**What is required:**
From the entries below, extract every line that includes the word "Auffrischung".
++++
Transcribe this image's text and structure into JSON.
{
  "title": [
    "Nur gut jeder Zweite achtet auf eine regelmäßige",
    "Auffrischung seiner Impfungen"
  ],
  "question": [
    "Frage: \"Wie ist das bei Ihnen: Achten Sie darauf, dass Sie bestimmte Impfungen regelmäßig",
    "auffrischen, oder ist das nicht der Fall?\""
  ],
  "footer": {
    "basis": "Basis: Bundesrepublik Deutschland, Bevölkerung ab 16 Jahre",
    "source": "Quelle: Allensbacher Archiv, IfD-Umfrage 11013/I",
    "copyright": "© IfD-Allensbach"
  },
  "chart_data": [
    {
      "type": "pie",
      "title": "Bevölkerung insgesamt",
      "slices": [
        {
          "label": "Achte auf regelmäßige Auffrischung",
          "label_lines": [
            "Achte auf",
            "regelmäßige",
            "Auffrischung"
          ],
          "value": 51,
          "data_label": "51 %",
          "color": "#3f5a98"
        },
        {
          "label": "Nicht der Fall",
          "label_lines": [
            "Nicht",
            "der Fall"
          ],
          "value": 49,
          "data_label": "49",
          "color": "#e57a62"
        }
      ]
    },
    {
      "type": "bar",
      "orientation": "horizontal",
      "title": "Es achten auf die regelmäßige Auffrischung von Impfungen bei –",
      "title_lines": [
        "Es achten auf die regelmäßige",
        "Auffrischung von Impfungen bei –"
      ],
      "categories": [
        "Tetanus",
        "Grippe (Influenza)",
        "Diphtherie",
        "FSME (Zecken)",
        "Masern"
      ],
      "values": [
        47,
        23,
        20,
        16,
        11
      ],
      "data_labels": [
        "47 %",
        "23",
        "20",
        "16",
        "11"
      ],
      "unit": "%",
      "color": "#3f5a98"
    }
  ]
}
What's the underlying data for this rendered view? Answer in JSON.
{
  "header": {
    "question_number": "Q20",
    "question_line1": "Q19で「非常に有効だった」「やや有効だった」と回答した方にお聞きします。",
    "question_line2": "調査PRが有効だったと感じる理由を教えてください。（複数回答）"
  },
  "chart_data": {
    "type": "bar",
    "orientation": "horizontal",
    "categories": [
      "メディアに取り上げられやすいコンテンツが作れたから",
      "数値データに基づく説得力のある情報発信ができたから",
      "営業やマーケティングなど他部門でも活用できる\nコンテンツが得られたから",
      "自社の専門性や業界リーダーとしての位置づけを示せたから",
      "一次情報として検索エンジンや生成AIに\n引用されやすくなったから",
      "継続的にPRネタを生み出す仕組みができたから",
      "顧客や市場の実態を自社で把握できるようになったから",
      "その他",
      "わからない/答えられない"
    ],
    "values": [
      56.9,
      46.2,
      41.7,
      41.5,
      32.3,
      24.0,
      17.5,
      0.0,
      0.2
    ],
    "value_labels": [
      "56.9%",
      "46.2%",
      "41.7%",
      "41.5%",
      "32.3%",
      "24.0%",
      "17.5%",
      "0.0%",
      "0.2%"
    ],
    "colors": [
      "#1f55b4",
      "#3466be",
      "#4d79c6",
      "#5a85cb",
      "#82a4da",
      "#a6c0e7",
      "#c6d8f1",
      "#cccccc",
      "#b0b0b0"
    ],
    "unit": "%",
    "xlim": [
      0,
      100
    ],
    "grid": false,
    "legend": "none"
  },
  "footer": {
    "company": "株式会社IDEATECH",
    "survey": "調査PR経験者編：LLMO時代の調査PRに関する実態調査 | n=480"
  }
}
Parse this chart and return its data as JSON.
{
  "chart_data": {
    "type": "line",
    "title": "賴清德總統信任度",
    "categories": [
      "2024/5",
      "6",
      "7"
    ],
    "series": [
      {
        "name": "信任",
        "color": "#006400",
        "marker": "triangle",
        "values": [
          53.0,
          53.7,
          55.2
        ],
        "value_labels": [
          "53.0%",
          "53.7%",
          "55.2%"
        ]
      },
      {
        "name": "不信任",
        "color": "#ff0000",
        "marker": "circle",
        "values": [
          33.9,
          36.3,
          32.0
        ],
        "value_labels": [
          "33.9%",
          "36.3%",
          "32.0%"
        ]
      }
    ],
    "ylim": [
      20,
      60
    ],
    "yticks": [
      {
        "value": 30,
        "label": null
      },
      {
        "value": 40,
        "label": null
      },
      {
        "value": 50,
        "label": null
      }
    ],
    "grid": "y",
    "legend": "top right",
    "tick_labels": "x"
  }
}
++++
**Answer to the exercise:**
    "Auffrischung seiner Impfungen"
          "label": "Achte auf regelmäßige Auffrischung",
            "Auffrischung"
      "title": "Es achten auf die regelmäßige Auffrischung von Impfungen bei –",
        "Auffrischung von Impfungen bei –"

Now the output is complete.